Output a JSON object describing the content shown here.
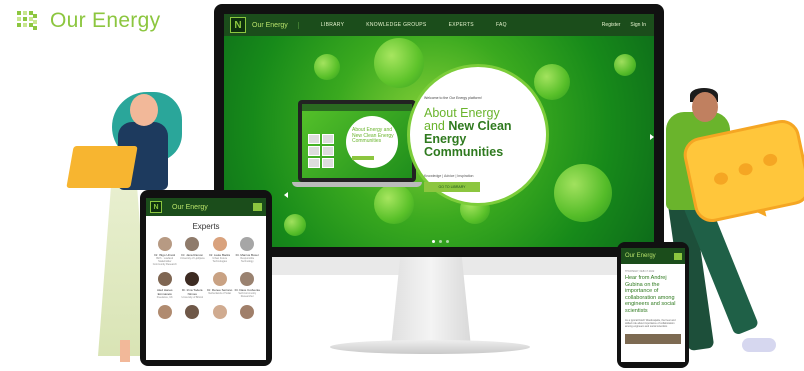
{
  "brand": {
    "name": "Our Energy",
    "logo_color": "#8cc63f"
  },
  "desktop": {
    "nav": {
      "logo_letter": "N",
      "brand": "Our Energy",
      "items": [
        "LIBRARY",
        "KNOWLEDGE GROUPS",
        "EXPERTS",
        "FAQ"
      ],
      "right": [
        "Register",
        "Sign In"
      ]
    },
    "hero": {
      "welcome": "Welcome to the Our Energy platform!",
      "title_line1": "About Energy",
      "title_line2a": "and ",
      "title_line2b": "New Clean",
      "title_line3": "Energy",
      "title_line4": "Communities",
      "tagline": "Knowledge | Advice | Inspiration",
      "button": "GO TO LIBRARY"
    },
    "laptop_title": "About Energy and New Clean Energy Communities"
  },
  "tablet": {
    "brand": "Our Energy",
    "page_title": "Experts",
    "experts": [
      {
        "name": "Dr. Iñigo Urresti",
        "role": "Birth · Lowland Stakeholder Community Research"
      },
      {
        "name": "Dr. Jana Ramon",
        "role": "University of Ljubljana"
      },
      {
        "name": "Dr. Lieke Backs",
        "role": "Urban Future Technologies"
      },
      {
        "name": "Dr. Marcus Boxer",
        "role": "Responsible Technology"
      },
      {
        "name": "Aled Hanes Emmanelo",
        "role": "Freelance, UK"
      },
      {
        "name": "Dr. Irina Todera Ninnes",
        "role": "University of Bristol"
      },
      {
        "name": "Dr. Renee Serrano",
        "role": "Netherlands of Solar"
      },
      {
        "name": "Dr. Dave Codvenia",
        "role": "Self-Community Researcher"
      }
    ]
  },
  "phone": {
    "brand": "Our Energy",
    "meta_date": "THURSDAY, FEB 17 2022",
    "headline": "Hear from Andrej Gubina on the importance of collaboration among engineers and social scientists",
    "body": "As a typical Dutch Woodcapelle, the hear and skilled role about importance of collaboration among engineers and social scientists"
  }
}
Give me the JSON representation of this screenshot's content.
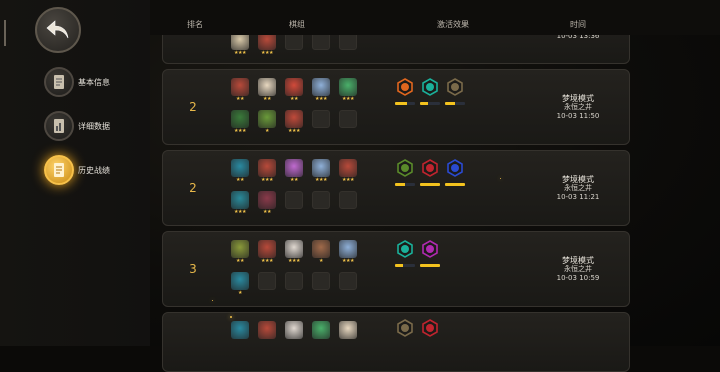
{
  "nav": {
    "back_label": "",
    "items": [
      {
        "label": "基本信息",
        "icon": "document-icon"
      },
      {
        "label": "详细数据",
        "icon": "chart-document-icon"
      },
      {
        "label": "历史战绩",
        "icon": "history-icon"
      }
    ],
    "active_index": 2
  },
  "table": {
    "headers": {
      "rank": "排名",
      "team": "棋组",
      "synergy": "激活效果",
      "time": "时间"
    }
  },
  "records": [
    {
      "rank": "",
      "units": [
        {
          "color": "#d8c8a8",
          "stars": "★★★"
        },
        {
          "color": "#b84a3a",
          "stars": "★★★"
        }
      ],
      "synergies": [],
      "mode": "",
      "place": "",
      "time": "10-03 13:36"
    },
    {
      "rank": "2",
      "units": [
        {
          "color": "#b84a3a",
          "stars": "★★"
        },
        {
          "color": "#e8d8c0",
          "stars": "★★"
        },
        {
          "color": "#d24a3a",
          "stars": "★★"
        },
        {
          "color": "#8fb0d8",
          "stars": "★★★"
        },
        {
          "color": "#4ab06a",
          "stars": "★★★"
        },
        {
          "color": "#3a7a3a",
          "stars": "★★★"
        },
        {
          "color": "#6a9a3a",
          "stars": "★"
        },
        {
          "color": "#c04a3a",
          "stars": "★★★"
        }
      ],
      "synergies": [
        {
          "icon": "flame-icon",
          "color": "#e0661e",
          "level": 0.6
        },
        {
          "icon": "paw-icon",
          "color": "#1ab09a",
          "level": 0.4
        },
        {
          "icon": "gear-icon",
          "color": "#7a6a4a",
          "level": 0.5
        }
      ],
      "mode": "梦境模式",
      "place": "永恒之井",
      "time": "10-03 11:50"
    },
    {
      "rank": "2",
      "units": [
        {
          "color": "#2a8aa0",
          "stars": "★★"
        },
        {
          "color": "#b84a3a",
          "stars": "★★★"
        },
        {
          "color": "#c06ad0",
          "stars": "★★"
        },
        {
          "color": "#8fb0d8",
          "stars": "★★★"
        },
        {
          "color": "#b84a3a",
          "stars": "★★★"
        },
        {
          "color": "#2a8a9a",
          "stars": "★★★"
        },
        {
          "color": "#8a3a4a",
          "stars": "★★"
        }
      ],
      "synergies": [
        {
          "icon": "orbs-icon",
          "color": "#5a8a2a",
          "level": 0.5
        },
        {
          "icon": "rune-icon",
          "color": "#c0242e",
          "level": 1.0
        },
        {
          "icon": "bolt-icon",
          "color": "#2a4ad0",
          "level": 1.0
        }
      ],
      "mode": "梦境模式",
      "place": "永恒之井",
      "time": "10-03 11:21"
    },
    {
      "rank": "3",
      "units": [
        {
          "color": "#8a9a3a",
          "stars": "★★"
        },
        {
          "color": "#b84a3a",
          "stars": "★★★"
        },
        {
          "color": "#e0d8d0",
          "stars": "★★★"
        },
        {
          "color": "#a06a4a",
          "stars": "★"
        },
        {
          "color": "#8fb0d8",
          "stars": "★★★"
        },
        {
          "color": "#2a8aa0",
          "stars": "★"
        }
      ],
      "synergies": [
        {
          "icon": "paw-icon",
          "color": "#1ab09a",
          "level": 0.4
        },
        {
          "icon": "demon-icon",
          "color": "#b02ab0",
          "level": 1.0
        }
      ],
      "mode": "梦境模式",
      "place": "永恒之井",
      "time": "10-03 10:59"
    },
    {
      "rank": "",
      "units": [
        {
          "color": "#2a8aa0",
          "stars": ""
        },
        {
          "color": "#b84a3a",
          "stars": ""
        },
        {
          "color": "#e0d8d0",
          "stars": ""
        },
        {
          "color": "#4ab06a",
          "stars": ""
        },
        {
          "color": "#e8d8c0",
          "stars": ""
        }
      ],
      "synergies": [
        {
          "icon": "gear-icon",
          "color": "#7a6a4a",
          "level": 0
        },
        {
          "icon": "rune-icon",
          "color": "#c0242e",
          "level": 0
        }
      ],
      "mode": "",
      "place": "",
      "time": ""
    }
  ]
}
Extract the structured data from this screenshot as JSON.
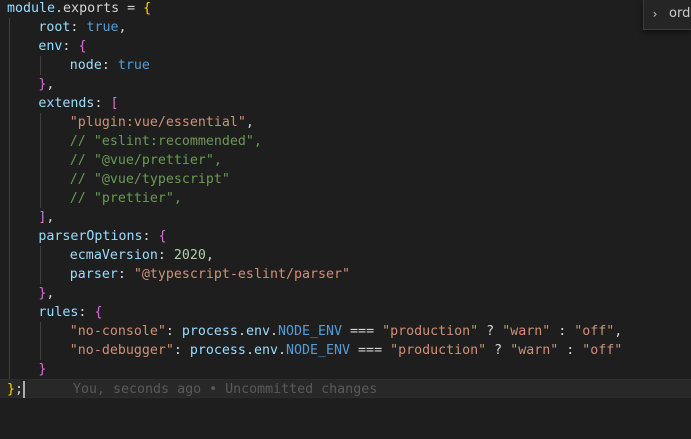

········

Required task: In this exercise, set down all of the data exactly, without the pictures.

Task solution:
Output a JSON object describing the content shown here.
{
  "brand": {
    "name": "Our Energy",
    "logo_color": "#8cc63f"
  },
  "desktop": {
    "nav": {
      "logo_letter": "N",
      "brand": "Our Energy",
      "items": [
        "LIBRARY",
        "KNOWLEDGE GROUPS",
        "EXPERTS",
        "FAQ"
      ],
      "right": [
        "Register",
        "Sign In"
      ]
    },
    "hero": {
      "welcome": "Welcome to the Our Energy platform!",
      "title_line1": "About Energy",
      "title_line2a": "and ",
      "title_line2b": "New Clean",
      "title_line3": "Energy",
      "title_line4": "Communities",
      "tagline": "Knowledge | Advice | Inspiration",
      "button": "GO TO LIBRARY"
    },
    "laptop_title": "About Energy and New Clean Energy Communities"
  },
  "tablet": {
    "brand": "Our Energy",
    "page_title": "Experts",
    "experts": [
      {
        "name": "Dr. Iñigo Urresti",
        "role": "Birth · Lowland Stakeholder Community Research"
      },
      {
        "name": "Dr. Jana Ramon",
        "role": "University of Ljubljana"
      },
      {
        "name": "Dr. Lieke Backs",
        "role": "Urban Future Technologies"
      },
      {
        "name": "Dr. Marcus Boxer",
        "role": "Responsible Technology"
      },
      {
        "name": "Aled Hanes Emmanelo",
        "role": "Freelance, UK"
      },
      {
        "name": "Dr. Irina Todera Ninnes",
        "role": "University of Bristol"
      },
      {
        "name": "Dr. Renee Serrano",
        "role": "Netherlands of Solar"
      },
      {
        "name": "Dr. Dave Codvenia",
        "role": "Self-Community Researcher"
      }
    ]
  },
  "phone": {
    "brand": "Our Energy",
    "meta_date": "THURSDAY, FEB 17 2022",
    "headline": "Hear from Andrej Gubina on the importance of collaboration among engineers and social scientists",
    "body": "As a typical Dutch Woodcapelle, the hear and skilled role about importance of collaboration among engineers and social scientists"
  }
}
Give me the JSON representation of this screenshot's content.
{
  "nav": {
    "back_label": "",
    "items": [
      {
        "label": "基本信息",
        "icon": "document-icon"
      },
      {
        "label": "详细数据",
        "icon": "chart-document-icon"
      },
      {
        "label": "历史战绩",
        "icon": "history-icon"
      }
    ],
    "active_index": 2
  },
  "table": {
    "headers": {
      "rank": "排名",
      "team": "棋组",
      "synergy": "激活效果",
      "time": "时间"
    }
  },
  "records": [
    {
      "rank": "",
      "units": [
        {
          "color": "#d8c8a8",
          "stars": "★★★"
        },
        {
          "color": "#b84a3a",
          "stars": "★★★"
        }
      ],
      "synergies": [],
      "mode": "",
      "place": "",
      "time": "10-03 13:36"
    },
    {
      "rank": "2",
      "units": [
        {
          "color": "#b84a3a",
          "stars": "★★"
        },
        {
          "color": "#e8d8c0",
          "stars": "★★"
        },
        {
          "color": "#d24a3a",
          "stars": "★★"
        },
        {
          "color": "#8fb0d8",
          "stars": "★★★"
        },
        {
          "color": "#4ab06a",
          "stars": "★★★"
        },
        {
          "color": "#3a7a3a",
          "stars": "★★★"
        },
        {
          "color": "#6a9a3a",
          "stars": "★"
        },
        {
          "color": "#c04a3a",
          "stars": "★★★"
        }
      ],
      "synergies": [
        {
          "icon": "flame-icon",
          "color": "#e0661e",
          "level": 0.6
        },
        {
          "icon": "paw-icon",
          "color": "#1ab09a",
          "level": 0.4
        },
        {
          "icon": "gear-icon",
          "color": "#7a6a4a",
          "level": 0.5
        }
      ],
      "mode": "梦境模式",
      "place": "永恒之井",
      "time": "10-03 11:50"
    },
    {
      "rank": "2",
      "units": [
        {
          "color": "#2a8aa0",
          "stars": "★★"
        },
        {
          "color": "#b84a3a",
          "stars": "★★★"
        },
        {
          "color": "#c06ad0",
          "stars": "★★"
        },
        {
          "color": "#8fb0d8",
          "stars": "★★★"
        },
        {
          "color": "#b84a3a",
          "stars": "★★★"
        },
        {
          "color": "#2a8a9a",
          "stars": "★★★"
        },
        {
          "color": "#8a3a4a",
          "stars": "★★"
        }
      ],
      "synergies": [
        {
          "icon": "orbs-icon",
          "color": "#5a8a2a",
          "level": 0.5
        },
        {
          "icon": "rune-icon",
          "color": "#c0242e",
          "level": 1.0
        },
        {
          "icon": "bolt-icon",
          "color": "#2a4ad0",
          "level": 1.0
        }
      ],
      "mode": "梦境模式",
      "place": "永恒之井",
      "time": "10-03 11:21"
    },
    {
      "rank": "3",
      "units": [
        {
          "color": "#8a9a3a",
          "stars": "★★"
        },
        {
          "color": "#b84a3a",
          "stars": "★★★"
        },
        {
          "color": "#e0d8d0",
          "stars": "★★★"
        },
        {
          "color": "#a06a4a",
          "stars": "★"
        },
        {
          "color": "#8fb0d8",
          "stars": "★★★"
        },
        {
          "color": "#2a8aa0",
          "stars": "★"
        }
      ],
      "synergies": [
        {
          "icon": "paw-icon",
          "color": "#1ab09a",
          "level": 0.4
        },
        {
          "icon": "demon-icon",
          "color": "#b02ab0",
          "level": 1.0
        }
      ],
      "mode": "梦境模式",
      "place": "永恒之井",
      "time": "10-03 10:59"
    },
    {
      "rank": "",
      "units": [
        {
          "color": "#2a8aa0",
          "stars": ""
        },
        {
          "color": "#b84a3a",
          "stars": ""
        },
        {
          "color": "#e0d8d0",
          "stars": ""
        },
        {
          "color": "#4ab06a",
          "stars": ""
        },
        {
          "color": "#e8d8c0",
          "stars": ""
        }
      ],
      "synergies": [
        {
          "icon": "gear-icon",
          "color": "#7a6a4a",
          "level": 0
        },
        {
          "icon": "rune-icon",
          "color": "#c0242e",
          "level": 0
        }
      ],
      "mode": "",
      "place": "",
      "time": ""
    }
  ]
}
Extract the structured data from this screenshot as JSON.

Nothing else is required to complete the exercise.